THE TASK: Extract every line between the one with "What does this" and the end of the entries, both included, word for word and free of pictures.

——————————

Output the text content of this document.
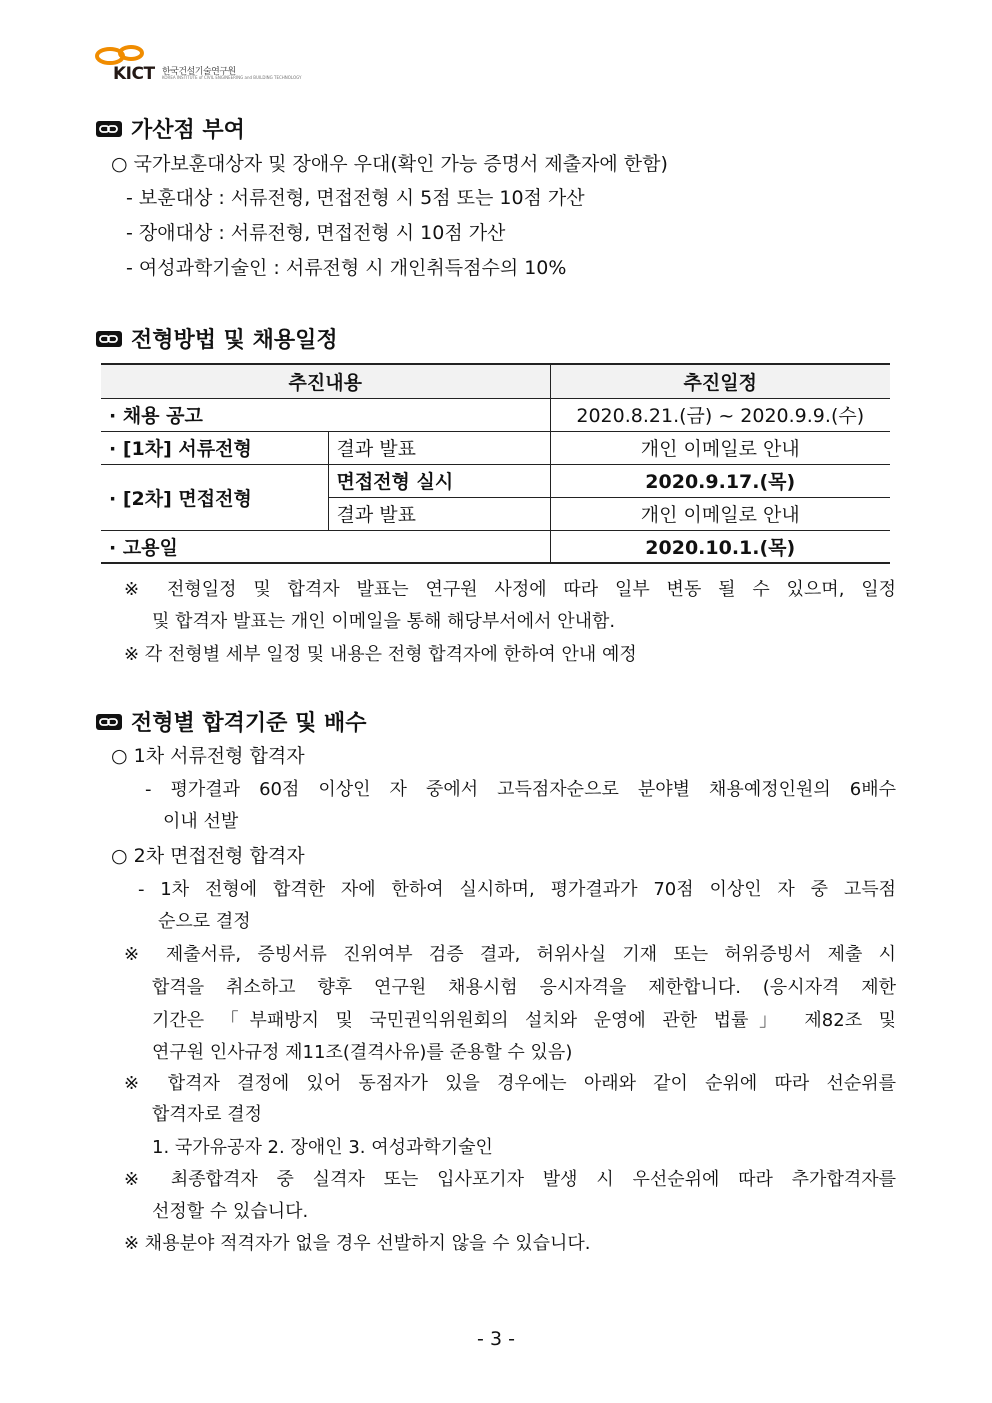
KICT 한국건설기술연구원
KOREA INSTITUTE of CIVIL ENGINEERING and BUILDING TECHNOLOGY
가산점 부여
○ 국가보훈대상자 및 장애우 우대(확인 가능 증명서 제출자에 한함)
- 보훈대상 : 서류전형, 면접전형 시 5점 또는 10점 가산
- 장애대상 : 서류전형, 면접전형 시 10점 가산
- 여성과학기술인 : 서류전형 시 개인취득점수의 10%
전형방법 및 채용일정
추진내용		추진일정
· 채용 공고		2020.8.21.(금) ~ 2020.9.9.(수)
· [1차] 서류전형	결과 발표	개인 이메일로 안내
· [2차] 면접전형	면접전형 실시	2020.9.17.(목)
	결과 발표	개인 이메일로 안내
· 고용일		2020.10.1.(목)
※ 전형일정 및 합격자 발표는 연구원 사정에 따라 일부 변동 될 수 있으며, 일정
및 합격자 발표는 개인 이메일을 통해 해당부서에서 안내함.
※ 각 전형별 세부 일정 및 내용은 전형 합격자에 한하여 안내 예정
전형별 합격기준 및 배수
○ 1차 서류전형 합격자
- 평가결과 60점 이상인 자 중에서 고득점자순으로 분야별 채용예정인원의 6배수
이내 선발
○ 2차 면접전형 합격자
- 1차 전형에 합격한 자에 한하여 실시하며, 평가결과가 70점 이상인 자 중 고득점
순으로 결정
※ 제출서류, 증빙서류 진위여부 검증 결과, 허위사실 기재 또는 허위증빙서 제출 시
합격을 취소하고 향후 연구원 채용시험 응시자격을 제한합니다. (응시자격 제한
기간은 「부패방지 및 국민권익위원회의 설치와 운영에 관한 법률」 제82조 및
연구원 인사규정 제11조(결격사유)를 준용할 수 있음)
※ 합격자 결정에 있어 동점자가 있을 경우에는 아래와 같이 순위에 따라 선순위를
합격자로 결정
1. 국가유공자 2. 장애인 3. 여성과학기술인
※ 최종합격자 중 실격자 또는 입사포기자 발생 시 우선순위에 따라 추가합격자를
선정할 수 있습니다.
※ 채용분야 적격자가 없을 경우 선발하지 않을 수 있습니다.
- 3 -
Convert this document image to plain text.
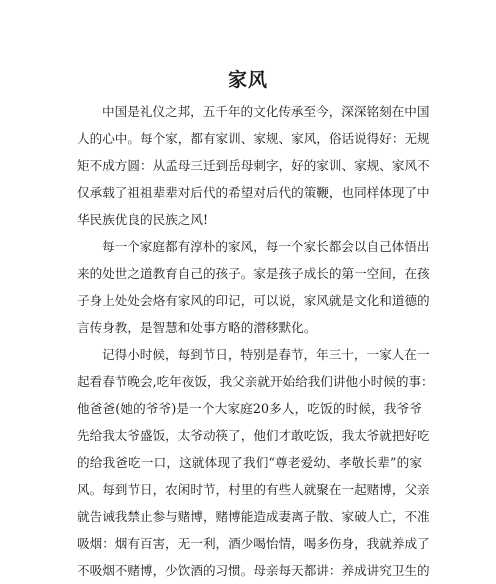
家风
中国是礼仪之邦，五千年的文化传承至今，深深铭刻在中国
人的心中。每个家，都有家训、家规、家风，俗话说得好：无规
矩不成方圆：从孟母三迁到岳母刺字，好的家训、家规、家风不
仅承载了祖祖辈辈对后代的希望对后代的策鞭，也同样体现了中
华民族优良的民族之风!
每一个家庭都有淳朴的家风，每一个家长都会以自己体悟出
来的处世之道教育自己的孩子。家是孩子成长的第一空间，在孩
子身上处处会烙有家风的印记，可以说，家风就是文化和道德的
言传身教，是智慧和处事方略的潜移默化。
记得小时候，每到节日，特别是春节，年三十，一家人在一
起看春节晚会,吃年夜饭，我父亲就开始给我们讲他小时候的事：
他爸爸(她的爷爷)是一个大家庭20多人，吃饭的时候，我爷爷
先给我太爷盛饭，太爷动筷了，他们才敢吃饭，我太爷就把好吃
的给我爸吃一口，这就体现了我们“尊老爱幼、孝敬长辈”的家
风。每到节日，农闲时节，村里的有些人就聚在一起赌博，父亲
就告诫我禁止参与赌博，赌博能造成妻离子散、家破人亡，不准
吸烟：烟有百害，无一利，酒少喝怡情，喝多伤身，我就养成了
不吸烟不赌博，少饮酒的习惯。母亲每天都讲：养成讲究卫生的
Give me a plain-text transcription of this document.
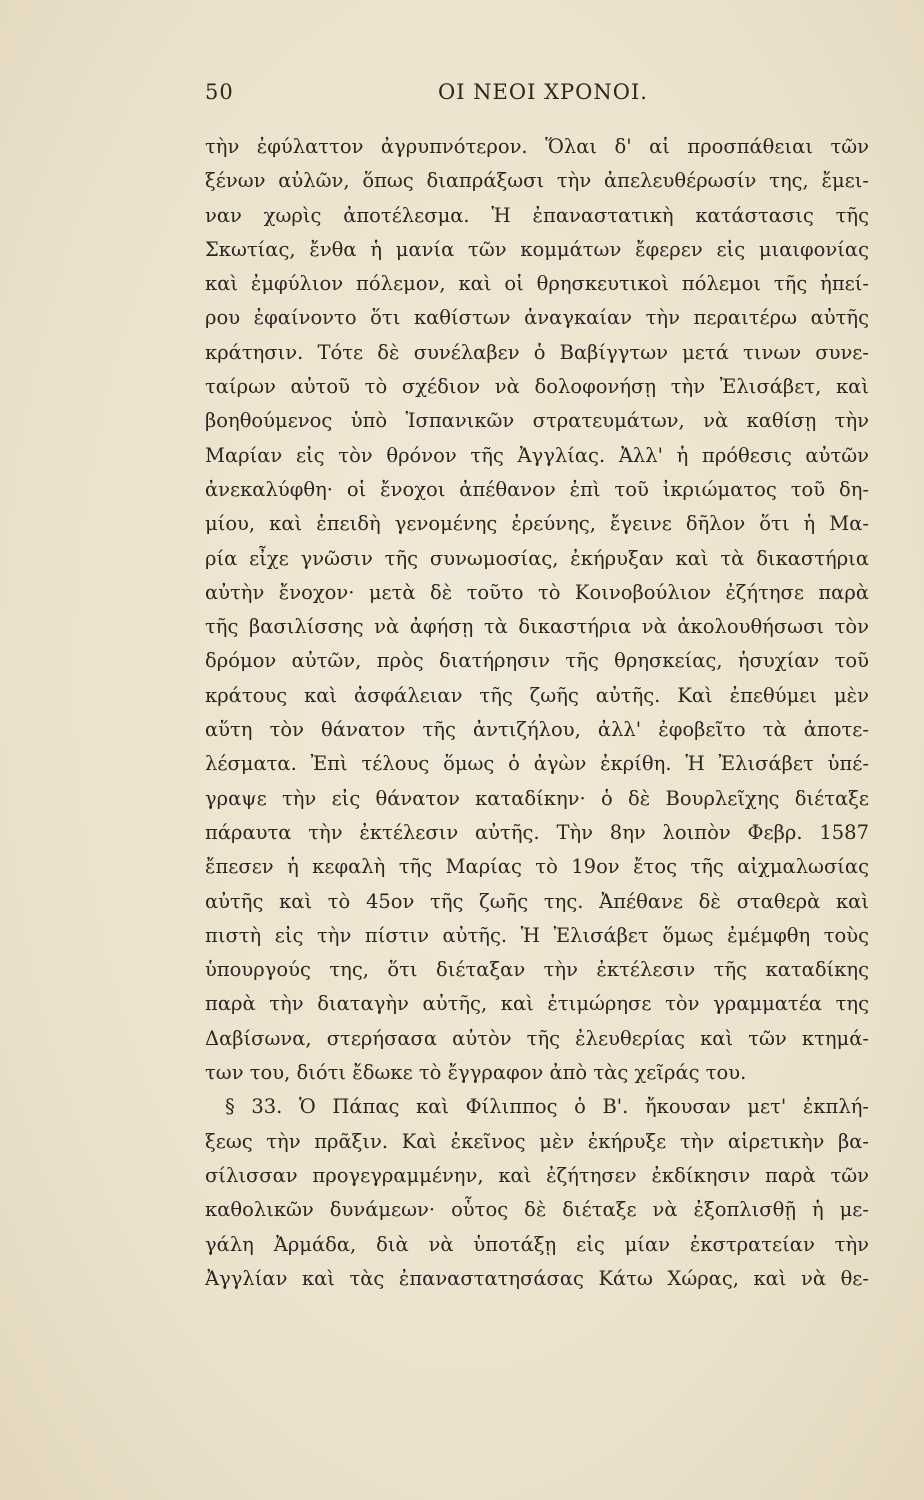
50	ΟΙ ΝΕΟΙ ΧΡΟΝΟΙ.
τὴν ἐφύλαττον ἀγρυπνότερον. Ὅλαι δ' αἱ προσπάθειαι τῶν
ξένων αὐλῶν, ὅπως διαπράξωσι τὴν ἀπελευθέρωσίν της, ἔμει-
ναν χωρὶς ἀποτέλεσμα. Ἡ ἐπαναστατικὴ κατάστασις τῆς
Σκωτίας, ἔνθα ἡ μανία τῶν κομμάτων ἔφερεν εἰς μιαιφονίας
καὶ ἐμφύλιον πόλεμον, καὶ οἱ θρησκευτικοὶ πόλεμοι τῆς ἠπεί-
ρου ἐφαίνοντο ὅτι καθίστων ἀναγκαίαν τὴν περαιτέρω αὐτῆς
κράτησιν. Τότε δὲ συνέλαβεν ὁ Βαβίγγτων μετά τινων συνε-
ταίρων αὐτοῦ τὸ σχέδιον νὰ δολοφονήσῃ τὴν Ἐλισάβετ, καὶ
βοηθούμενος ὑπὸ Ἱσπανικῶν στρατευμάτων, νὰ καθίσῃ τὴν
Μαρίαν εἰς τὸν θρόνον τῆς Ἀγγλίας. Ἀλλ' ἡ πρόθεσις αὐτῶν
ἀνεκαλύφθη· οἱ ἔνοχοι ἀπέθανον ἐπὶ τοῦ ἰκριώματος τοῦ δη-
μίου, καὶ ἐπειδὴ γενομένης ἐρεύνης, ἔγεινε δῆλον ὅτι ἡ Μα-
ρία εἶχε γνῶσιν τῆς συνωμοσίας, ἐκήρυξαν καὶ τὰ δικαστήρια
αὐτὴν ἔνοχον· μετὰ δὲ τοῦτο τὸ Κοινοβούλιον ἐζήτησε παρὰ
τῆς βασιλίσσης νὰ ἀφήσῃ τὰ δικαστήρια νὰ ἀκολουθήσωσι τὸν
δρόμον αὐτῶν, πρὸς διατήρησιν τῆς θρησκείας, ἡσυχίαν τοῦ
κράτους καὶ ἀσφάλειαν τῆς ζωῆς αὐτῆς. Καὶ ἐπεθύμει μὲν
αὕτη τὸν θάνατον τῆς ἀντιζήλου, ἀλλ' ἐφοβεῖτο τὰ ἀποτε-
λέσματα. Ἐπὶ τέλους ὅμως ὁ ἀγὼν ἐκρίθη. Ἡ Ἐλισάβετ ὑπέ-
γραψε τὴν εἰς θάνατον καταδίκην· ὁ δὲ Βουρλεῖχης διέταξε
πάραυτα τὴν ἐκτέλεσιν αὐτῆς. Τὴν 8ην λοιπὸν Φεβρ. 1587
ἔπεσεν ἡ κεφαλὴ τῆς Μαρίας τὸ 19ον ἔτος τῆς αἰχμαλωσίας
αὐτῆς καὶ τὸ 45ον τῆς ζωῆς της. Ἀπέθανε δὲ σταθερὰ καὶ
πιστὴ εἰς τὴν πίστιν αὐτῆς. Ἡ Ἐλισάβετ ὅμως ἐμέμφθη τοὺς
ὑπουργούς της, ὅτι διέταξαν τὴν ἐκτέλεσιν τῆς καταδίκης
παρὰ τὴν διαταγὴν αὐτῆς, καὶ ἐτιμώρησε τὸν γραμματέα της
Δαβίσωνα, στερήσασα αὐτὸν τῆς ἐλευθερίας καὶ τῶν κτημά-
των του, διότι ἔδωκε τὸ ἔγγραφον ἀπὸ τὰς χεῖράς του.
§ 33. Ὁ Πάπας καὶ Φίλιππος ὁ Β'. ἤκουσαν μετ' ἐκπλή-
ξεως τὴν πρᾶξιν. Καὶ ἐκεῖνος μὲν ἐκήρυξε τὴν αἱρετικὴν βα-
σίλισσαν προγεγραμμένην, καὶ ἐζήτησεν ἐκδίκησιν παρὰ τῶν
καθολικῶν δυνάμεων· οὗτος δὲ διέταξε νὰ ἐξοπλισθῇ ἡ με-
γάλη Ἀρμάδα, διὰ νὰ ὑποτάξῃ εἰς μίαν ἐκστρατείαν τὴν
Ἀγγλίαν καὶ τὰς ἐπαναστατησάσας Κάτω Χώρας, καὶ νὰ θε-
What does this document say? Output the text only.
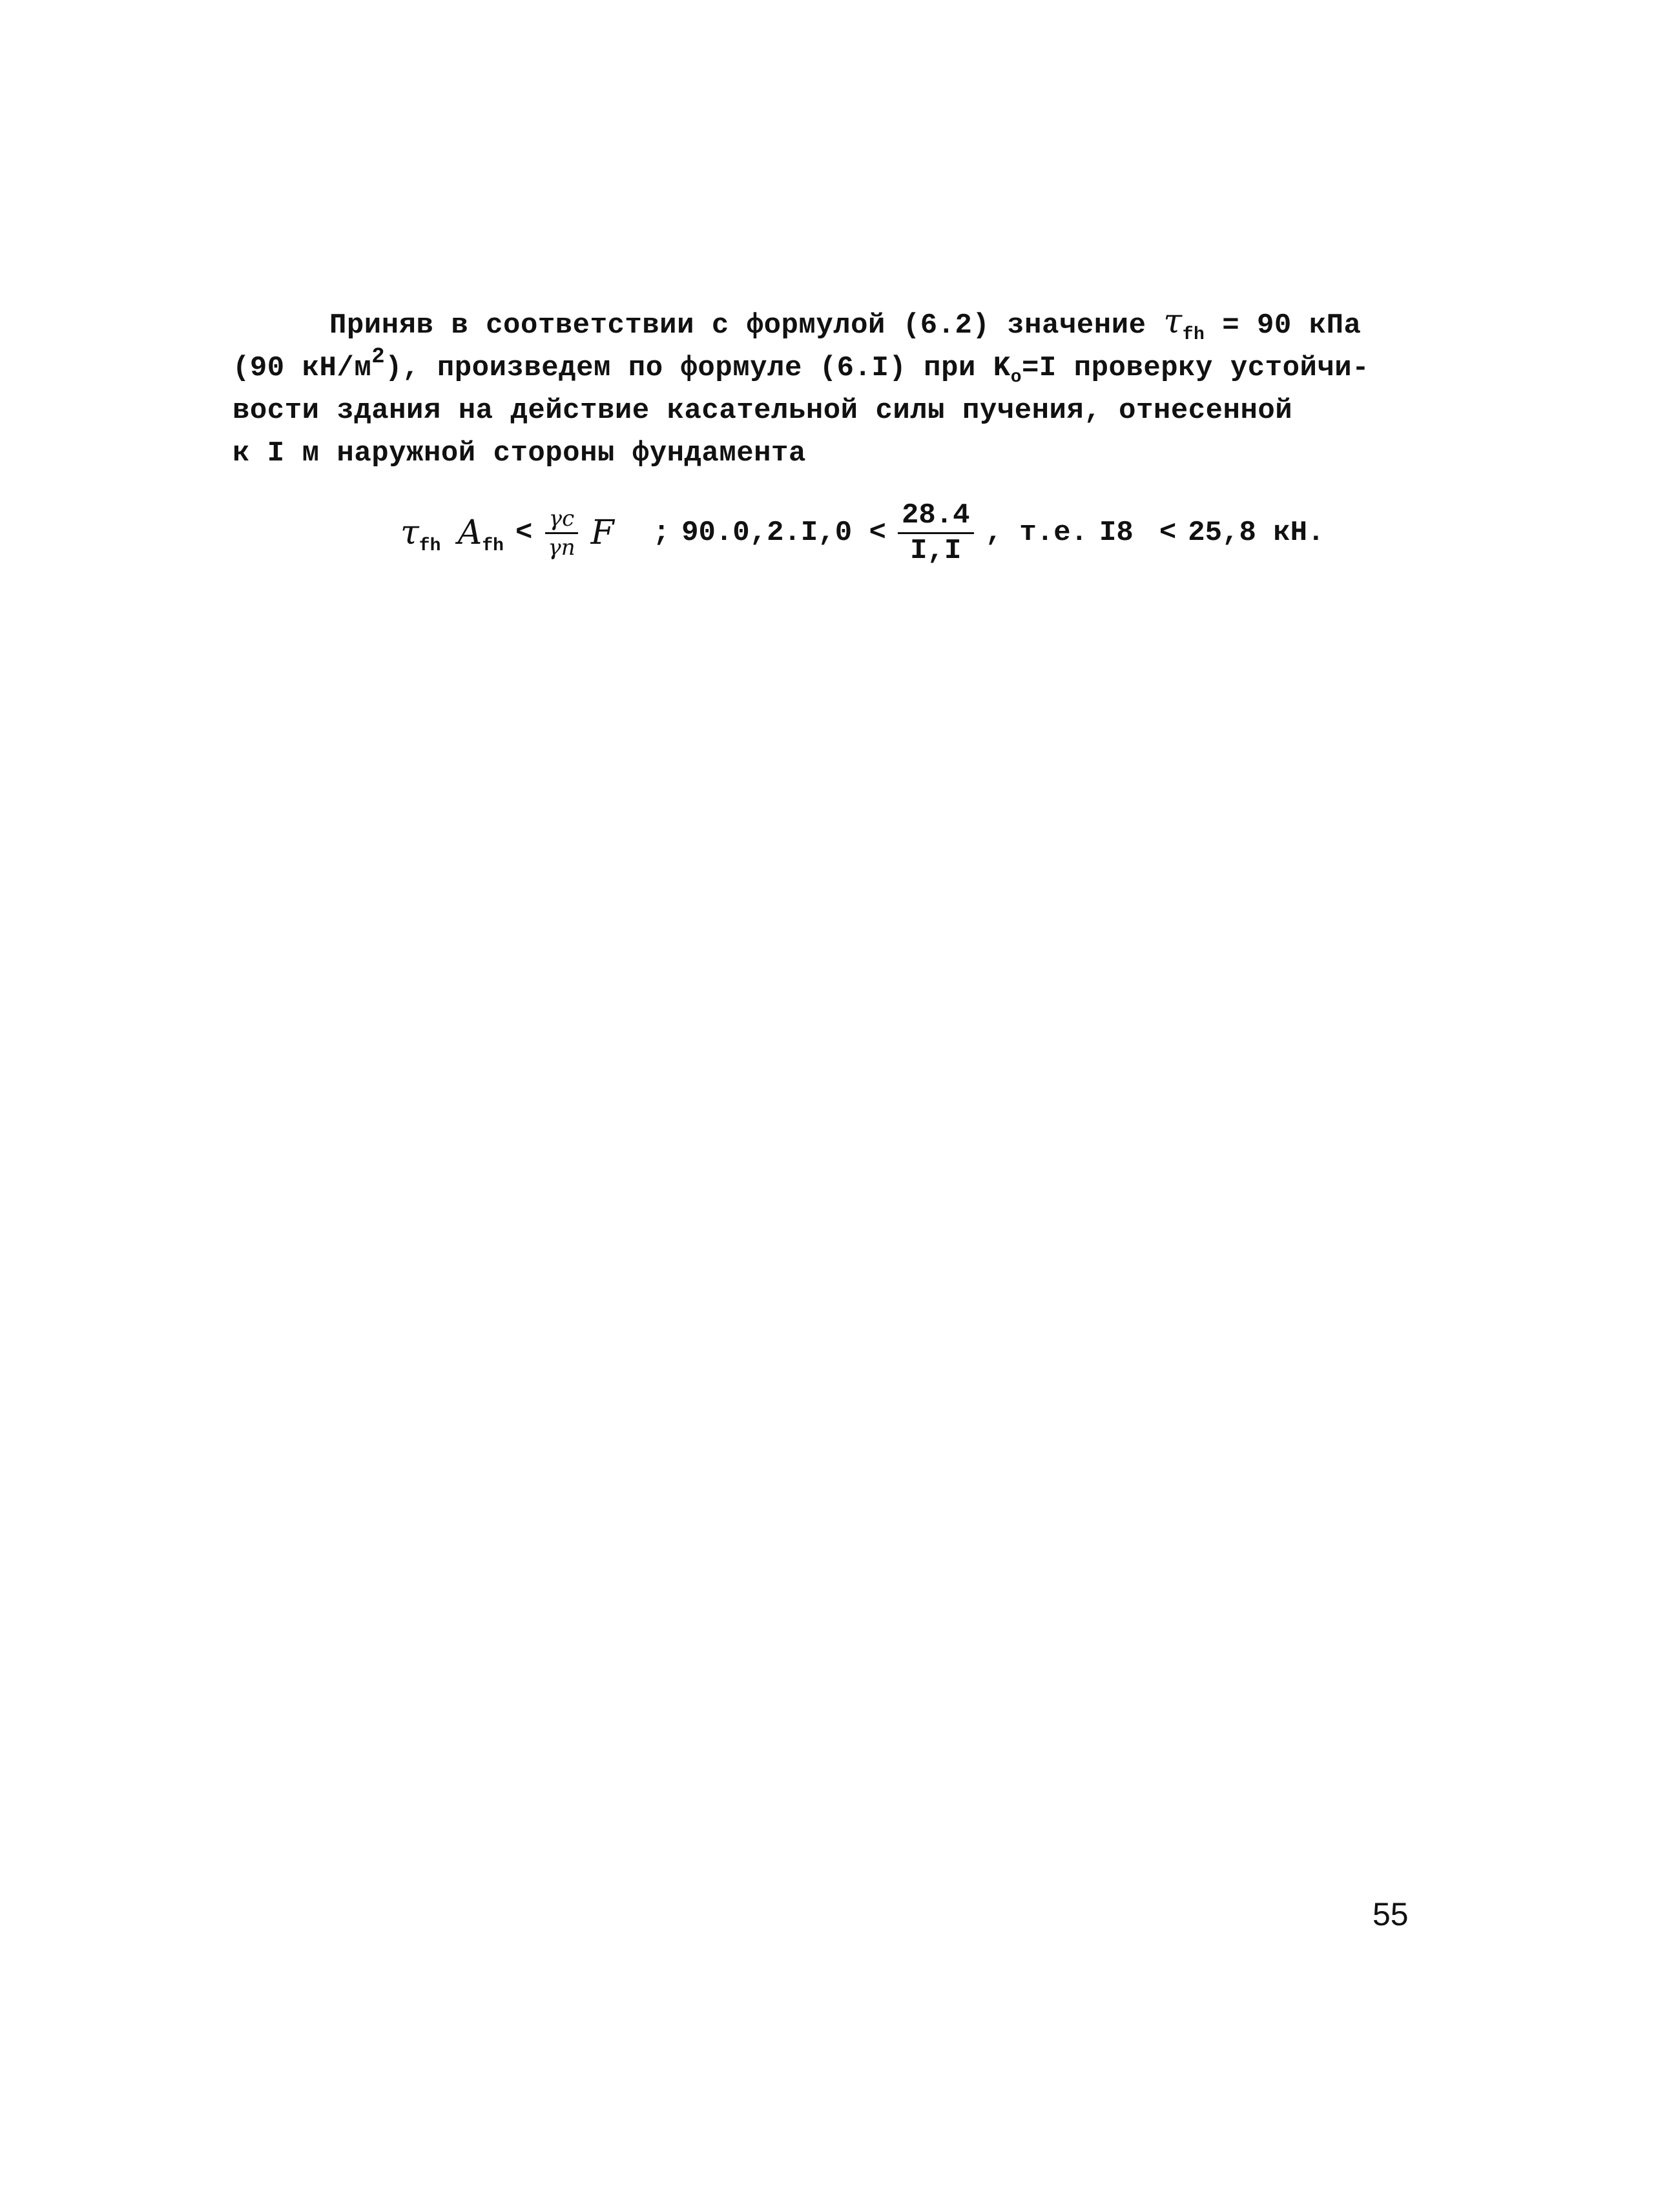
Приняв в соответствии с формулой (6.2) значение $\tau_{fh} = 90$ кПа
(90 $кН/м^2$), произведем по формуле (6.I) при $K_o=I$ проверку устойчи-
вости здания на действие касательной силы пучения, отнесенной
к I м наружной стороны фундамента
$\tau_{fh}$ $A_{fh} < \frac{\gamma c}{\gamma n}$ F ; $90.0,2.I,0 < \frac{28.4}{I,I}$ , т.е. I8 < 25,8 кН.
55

——————————

OUTPUT FOR THIS TASK:
What does this document say? Output the text only.
Приняв в соответствии с формулой (6.2) значение $\tau_{fh} = 90$ кПа
(90 $кН/м^2$), произведем по формуле (6.I) при $K_o=I$ проверку устойчи-
вости здания на действие касательной силы пучения, отнесенной
к I м наружной стороны фундамента
$\tau_{fh}$ $A_{fh} < \frac{\gamma c}{\gamma n}$ F ; $90.0,2.I,0 < \frac{28.4}{I,I}$ , т.е. I8 < 25,8 кН.
55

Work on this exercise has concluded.